** Start GIVEN RECORDS **
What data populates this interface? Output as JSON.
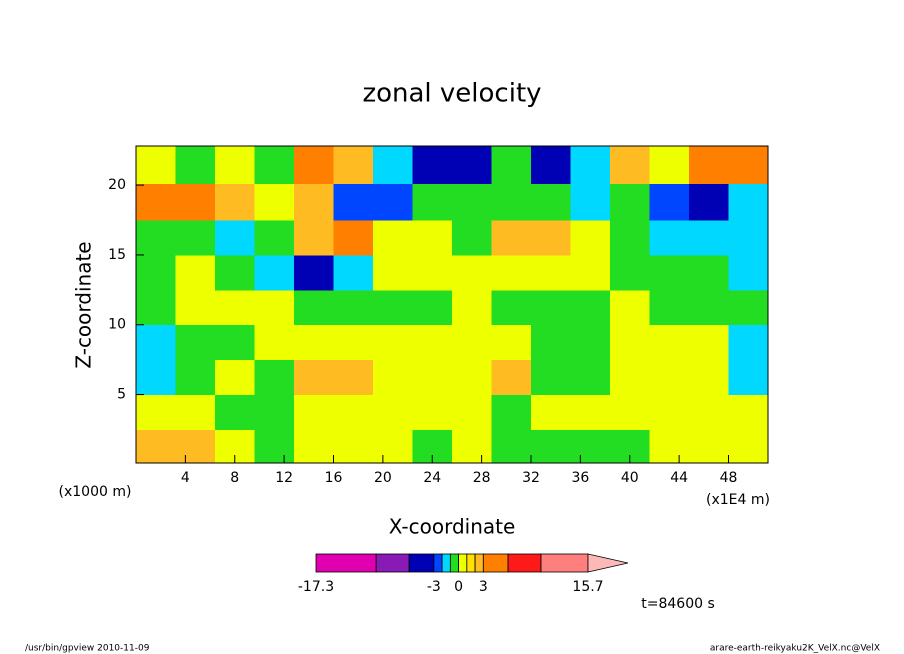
{
  "chart_data": {
    "type": "contour",
    "title": "zonal velocity",
    "x_label": "X-coordinate",
    "y_label": "Z-coordinate",
    "x_unit": "(x1E4 m)",
    "y_unit": "(x1000 m)",
    "time_label": "t=84600 s",
    "footer_left": "/usr/bin/gpview  2010-11-09",
    "footer_right": "arare-earth-reikyaku2K_VelX.nc@VelX",
    "xlim": [
      0,
      51.2
    ],
    "ylim": [
      0.1,
      22.8
    ],
    "xticks": [
      4,
      8,
      12,
      16,
      20,
      24,
      28,
      32,
      36,
      40,
      44,
      48
    ],
    "yticks": [
      5,
      10,
      15,
      20
    ],
    "x": [
      1.6,
      4.8,
      8,
      11.2,
      14.4,
      17.6,
      20.8,
      24,
      27.2,
      30.4,
      33.6,
      36.8,
      40,
      43.2,
      46.4,
      49.6
    ],
    "y": [
      1.25,
      3.75,
      6.25,
      8.75,
      11.25,
      13.75,
      16.25,
      18.75,
      21.5
    ],
    "z": [
      [
        2.5,
        2.5,
        0.5,
        -0.5,
        0.5,
        0.5,
        0.5,
        -0.5,
        0.5,
        -0.5,
        -0.5,
        -0.5,
        -0.5,
        0.5,
        0.5,
        0.5
      ],
      [
        0.5,
        0.5,
        -0.5,
        -0.5,
        0.5,
        0.5,
        0.5,
        0.5,
        0.5,
        -0.5,
        0.5,
        0.5,
        0.5,
        0.5,
        0.5,
        0.5
      ],
      [
        -1.5,
        -0.5,
        0.5,
        -0.5,
        2.5,
        2.5,
        0.5,
        0.5,
        0.5,
        2.5,
        -0.5,
        -0.5,
        0.5,
        0.5,
        0.5,
        -1.5
      ],
      [
        -1.5,
        -0.5,
        -0.5,
        0.5,
        0.5,
        0.5,
        0.5,
        0.5,
        0.5,
        0.5,
        -0.5,
        -0.5,
        0.5,
        0.5,
        0.5,
        -1.5
      ],
      [
        -0.5,
        0.5,
        0.5,
        0.5,
        -0.5,
        -0.5,
        -0.5,
        -0.5,
        0.5,
        -0.5,
        -0.5,
        -0.5,
        0.5,
        -0.5,
        -0.5,
        -0.5
      ],
      [
        -0.5,
        0.5,
        -0.5,
        -1.5,
        -4,
        -1.5,
        0.5,
        0.5,
        0.5,
        0.5,
        0.5,
        0.5,
        -0.5,
        -0.5,
        -0.5,
        -1.5
      ],
      [
        -0.5,
        -0.5,
        -1.5,
        -0.5,
        2.5,
        4,
        0.5,
        0.5,
        -0.5,
        2.5,
        2.5,
        0.5,
        -0.5,
        -1.5,
        -1.5,
        -1.5
      ],
      [
        4,
        4,
        2.5,
        0.5,
        2.5,
        -2.5,
        -2.5,
        -0.5,
        -0.5,
        -0.5,
        -0.5,
        -1.5,
        -0.5,
        -2.5,
        -4,
        -1.5
      ],
      [
        0.5,
        -0.5,
        0.5,
        -0.5,
        4,
        2.5,
        -1.5,
        -4,
        -4,
        -0.5,
        -4,
        -1.5,
        2.5,
        0.5,
        4,
        4
      ]
    ],
    "colorbar": {
      "levels": [
        -17.3,
        -10,
        -6,
        -3,
        -2,
        -1,
        0,
        1,
        2,
        3,
        6,
        10,
        15.7
      ],
      "colors": [
        "#e000b0",
        "#8a1ab5",
        "#0000b4",
        "#0046ff",
        "#00d8ff",
        "#22dd22",
        "#eeff00",
        "#ffe000",
        "#ffbb22",
        "#ff8000",
        "#ff1a1a",
        "#ff7f7f"
      ],
      "over_color": "#ffb8b8",
      "ticks": [
        -17.3,
        -3,
        0,
        3,
        15.7
      ]
    }
  }
}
** End GIVEN RECORDS **
▶ **WRITTEN TASK**
Pull out every line of the entries that includes the word "coordinate".

▶ **EXERCISE SOLUTION**
    "x_label": "X-coordinate",
    "y_label": "Z-coordinate",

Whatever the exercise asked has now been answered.